[Collected data]
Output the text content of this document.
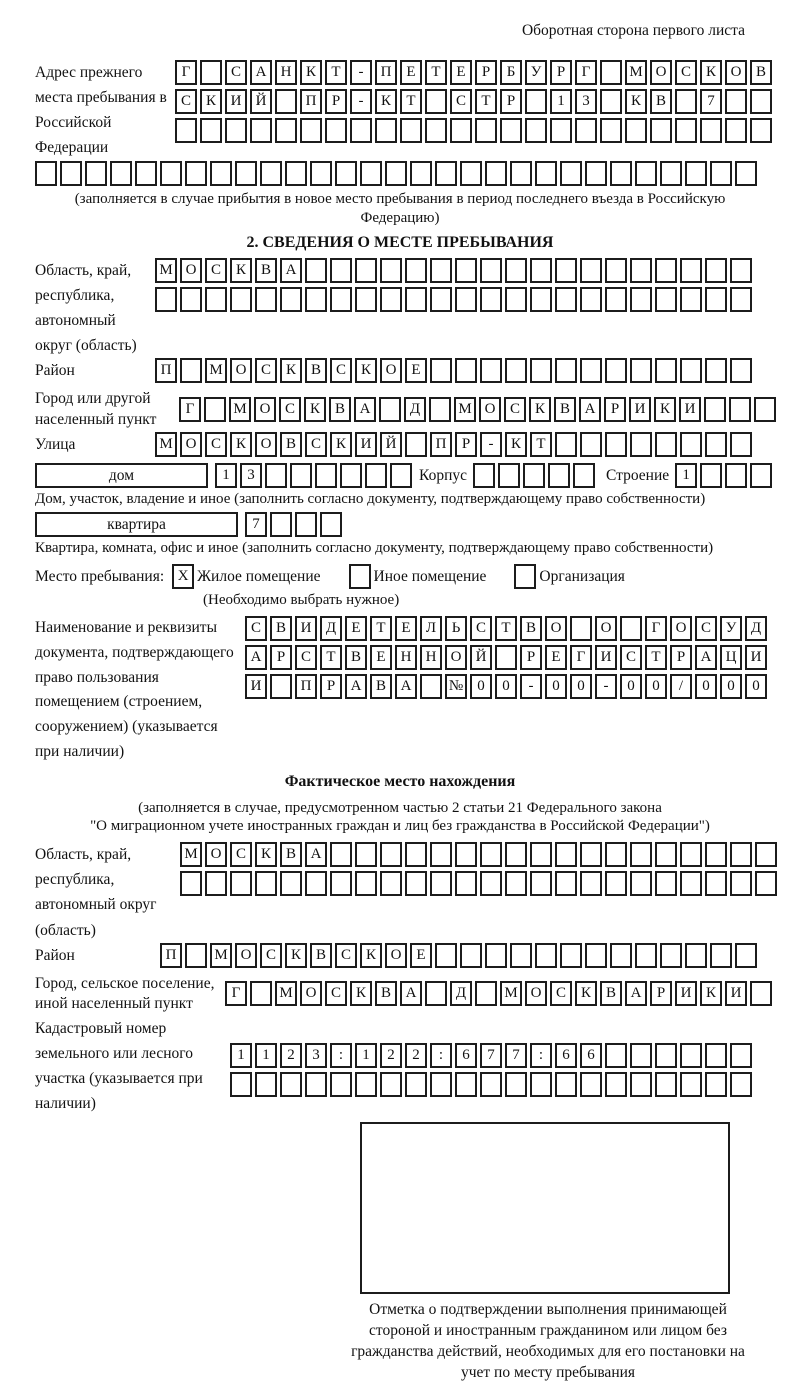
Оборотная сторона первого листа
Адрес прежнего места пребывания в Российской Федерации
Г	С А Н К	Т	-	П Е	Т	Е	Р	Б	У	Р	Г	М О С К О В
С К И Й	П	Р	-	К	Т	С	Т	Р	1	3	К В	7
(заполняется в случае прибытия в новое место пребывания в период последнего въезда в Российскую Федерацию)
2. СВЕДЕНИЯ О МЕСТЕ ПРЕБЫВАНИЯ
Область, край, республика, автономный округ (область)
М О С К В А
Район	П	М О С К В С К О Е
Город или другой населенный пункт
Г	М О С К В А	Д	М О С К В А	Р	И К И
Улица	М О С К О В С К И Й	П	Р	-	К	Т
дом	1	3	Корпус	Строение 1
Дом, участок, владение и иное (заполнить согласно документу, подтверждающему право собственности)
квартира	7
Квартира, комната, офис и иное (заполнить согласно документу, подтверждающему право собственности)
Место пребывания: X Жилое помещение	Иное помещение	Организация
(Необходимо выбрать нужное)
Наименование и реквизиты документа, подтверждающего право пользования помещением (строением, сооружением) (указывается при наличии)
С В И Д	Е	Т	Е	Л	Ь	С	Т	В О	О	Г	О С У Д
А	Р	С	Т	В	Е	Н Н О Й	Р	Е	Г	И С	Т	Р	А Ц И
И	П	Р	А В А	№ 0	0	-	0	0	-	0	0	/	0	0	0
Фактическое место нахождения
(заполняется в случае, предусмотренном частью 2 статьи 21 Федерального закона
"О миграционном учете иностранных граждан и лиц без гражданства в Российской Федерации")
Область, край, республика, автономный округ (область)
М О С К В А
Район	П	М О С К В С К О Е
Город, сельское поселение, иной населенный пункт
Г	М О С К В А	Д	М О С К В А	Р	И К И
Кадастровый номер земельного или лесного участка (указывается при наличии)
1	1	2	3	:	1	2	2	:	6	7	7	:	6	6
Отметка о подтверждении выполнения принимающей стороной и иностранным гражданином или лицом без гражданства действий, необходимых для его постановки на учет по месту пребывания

TASK DETAILS: Extract every line of the data exactly; pictures stay out.

EXERCISE RESULT:
Output the text content of this document.
Оборотная сторона первого листа
Адрес прежнего места пребывания в Российской Федерации
Г	С А Н К	Т	-	П Е	Т	Е	Р	Б	У	Р	Г	М О С К О В
С К И Й	П	Р	-	К	Т	С	Т	Р	1	3	К В	7
(заполняется в случае прибытия в новое место пребывания в период последнего въезда в Российскую Федерацию)
2. СВЕДЕНИЯ О МЕСТЕ ПРЕБЫВАНИЯ
Область, край, республика, автономный округ (область)
М О С К В А
Район	П	М О С К В С К О Е
Город или другой населенный пункт
Г	М О С К В А	Д	М О С К В А	Р	И К И
Улица	М О С К О В С К И Й	П	Р	-	К	Т
дом	1	3	Корпус	Строение 1
Дом, участок, владение и иное (заполнить согласно документу, подтверждающему право собственности)
квартира	7
Квартира, комната, офис и иное (заполнить согласно документу, подтверждающему право собственности)
Место пребывания: X Жилое помещение	Иное помещение	Организация
(Необходимо выбрать нужное)
Наименование и реквизиты документа, подтверждающего право пользования помещением (строением, сооружением) (указывается при наличии)
С В И Д	Е	Т	Е	Л	Ь	С	Т	В О	О	Г	О С У Д
А	Р	С	Т	В	Е	Н Н О Й	Р	Е	Г	И С	Т	Р	А Ц И
И	П	Р	А В А	№ 0	0	-	0	0	-	0	0	/	0	0	0
Фактическое место нахождения
(заполняется в случае, предусмотренном частью 2 статьи 21 Федерального закона
"О миграционном учете иностранных граждан и лиц без гражданства в Российской Федерации")
Область, край, республика, автономный округ (область)
М О С К В А
Район	П	М О С К В С К О Е
Город, сельское поселение, иной населенный пункт
Г	М О С К В А	Д	М О С К В А	Р	И К И
Кадастровый номер земельного или лесного участка (указывается при наличии)
1	1	2	3	:	1	2	2	:	6	7	7	:	6	6
Отметка о подтверждении выполнения принимающей стороной и иностранным гражданином или лицом без гражданства действий, необходимых для его постановки на учет по месту пребывания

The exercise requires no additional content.